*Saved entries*
------------------------------------------------

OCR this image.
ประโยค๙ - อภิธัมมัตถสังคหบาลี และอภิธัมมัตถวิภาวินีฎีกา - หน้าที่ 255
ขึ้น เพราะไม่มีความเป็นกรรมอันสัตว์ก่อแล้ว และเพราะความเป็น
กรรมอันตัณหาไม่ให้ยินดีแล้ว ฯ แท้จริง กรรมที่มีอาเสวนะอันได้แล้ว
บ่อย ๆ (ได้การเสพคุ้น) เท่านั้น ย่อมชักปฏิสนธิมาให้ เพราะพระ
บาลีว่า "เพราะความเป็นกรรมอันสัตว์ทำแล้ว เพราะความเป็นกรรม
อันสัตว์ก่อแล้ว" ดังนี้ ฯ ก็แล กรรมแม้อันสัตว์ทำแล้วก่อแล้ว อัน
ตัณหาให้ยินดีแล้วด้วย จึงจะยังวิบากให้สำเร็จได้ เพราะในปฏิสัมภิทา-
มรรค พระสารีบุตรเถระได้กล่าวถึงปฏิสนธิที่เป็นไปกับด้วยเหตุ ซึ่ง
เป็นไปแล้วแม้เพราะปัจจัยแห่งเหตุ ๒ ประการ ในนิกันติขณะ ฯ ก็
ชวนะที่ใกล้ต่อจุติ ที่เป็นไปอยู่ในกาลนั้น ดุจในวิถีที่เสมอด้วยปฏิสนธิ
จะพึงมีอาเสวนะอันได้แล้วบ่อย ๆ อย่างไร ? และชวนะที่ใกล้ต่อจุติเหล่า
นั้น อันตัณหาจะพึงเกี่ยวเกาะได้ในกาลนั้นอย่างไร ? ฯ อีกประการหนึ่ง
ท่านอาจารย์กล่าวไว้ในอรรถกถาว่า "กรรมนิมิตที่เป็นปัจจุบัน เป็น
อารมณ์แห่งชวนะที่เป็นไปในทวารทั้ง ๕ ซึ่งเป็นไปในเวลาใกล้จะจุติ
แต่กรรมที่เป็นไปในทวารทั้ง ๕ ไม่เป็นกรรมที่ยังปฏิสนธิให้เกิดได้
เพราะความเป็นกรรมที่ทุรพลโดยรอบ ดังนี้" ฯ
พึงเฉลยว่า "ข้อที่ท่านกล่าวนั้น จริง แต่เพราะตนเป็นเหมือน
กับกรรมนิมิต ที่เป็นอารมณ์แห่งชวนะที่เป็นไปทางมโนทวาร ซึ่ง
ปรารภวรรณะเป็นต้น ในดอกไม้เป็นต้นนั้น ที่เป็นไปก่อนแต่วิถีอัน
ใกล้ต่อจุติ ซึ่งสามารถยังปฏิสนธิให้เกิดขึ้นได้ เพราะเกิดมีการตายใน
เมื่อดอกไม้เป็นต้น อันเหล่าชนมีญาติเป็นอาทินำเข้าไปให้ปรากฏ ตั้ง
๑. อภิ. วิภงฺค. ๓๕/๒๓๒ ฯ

------------------------------------------------

*Problem details*
Write out the entries above once more, without altering anything.

*Answer to this task*
OCR this image.
ประโยค๙ - อภิธัมมัตถสังคหบาลี และอภิธัมมัตถวิภาวินีฎีกา - หน้าที่ 255
ขึ้น เพราะไม่มีความเป็นกรรมอันสัตว์ก่อแล้ว และเพราะความเป็น
กรรมอันตัณหาไม่ให้ยินดีแล้ว ฯ แท้จริง กรรมที่มีอาเสวนะอันได้แล้ว
บ่อย ๆ (ได้การเสพคุ้น) เท่านั้น ย่อมชักปฏิสนธิมาให้ เพราะพระ
บาลีว่า "เพราะความเป็นกรรมอันสัตว์ทำแล้ว เพราะความเป็นกรรม
อันสัตว์ก่อแล้ว" ดังนี้ ฯ ก็แล กรรมแม้อันสัตว์ทำแล้วก่อแล้ว อัน
ตัณหาให้ยินดีแล้วด้วย จึงจะยังวิบากให้สำเร็จได้ เพราะในปฏิสัมภิทา-
มรรค พระสารีบุตรเถระได้กล่าวถึงปฏิสนธิที่เป็นไปกับด้วยเหตุ ซึ่ง
เป็นไปแล้วแม้เพราะปัจจัยแห่งเหตุ ๒ ประการ ในนิกันติขณะ ฯ ก็
ชวนะที่ใกล้ต่อจุติ ที่เป็นไปอยู่ในกาลนั้น ดุจในวิถีที่เสมอด้วยปฏิสนธิ
จะพึงมีอาเสวนะอันได้แล้วบ่อย ๆ อย่างไร ? และชวนะที่ใกล้ต่อจุติเหล่า
นั้น อันตัณหาจะพึงเกี่ยวเกาะได้ในกาลนั้นอย่างไร ? ฯ อีกประการหนึ่ง
ท่านอาจารย์กล่าวไว้ในอรรถกถาว่า "กรรมนิมิตที่เป็นปัจจุบัน เป็น
อารมณ์แห่งชวนะที่เป็นไปในทวารทั้ง ๕ ซึ่งเป็นไปในเวลาใกล้จะจุติ
แต่กรรมที่เป็นไปในทวารทั้ง ๕ ไม่เป็นกรรมที่ยังปฏิสนธิให้เกิดได้
เพราะความเป็นกรรมที่ทุรพลโดยรอบ ดังนี้" ฯ
พึงเฉลยว่า "ข้อที่ท่านกล่าวนั้น จริง แต่เพราะตนเป็นเหมือน
กับกรรมนิมิต ที่เป็นอารมณ์แห่งชวนะที่เป็นไปทางมโนทวาร ซึ่ง
ปรารภวรรณะเป็นต้น ในดอกไม้เป็นต้นนั้น ที่เป็นไปก่อนแต่วิถีอัน
ใกล้ต่อจุติ ซึ่งสามารถยังปฏิสนธิให้เกิดขึ้นได้ เพราะเกิดมีการตายใน
เมื่อดอกไม้เป็นต้น อันเหล่าชนมีญาติเป็นอาทินำเข้าไปให้ปรากฏ ตั้ง
๑. อภิ. วิภงฺค. ๓๕/๒๓๒ ฯ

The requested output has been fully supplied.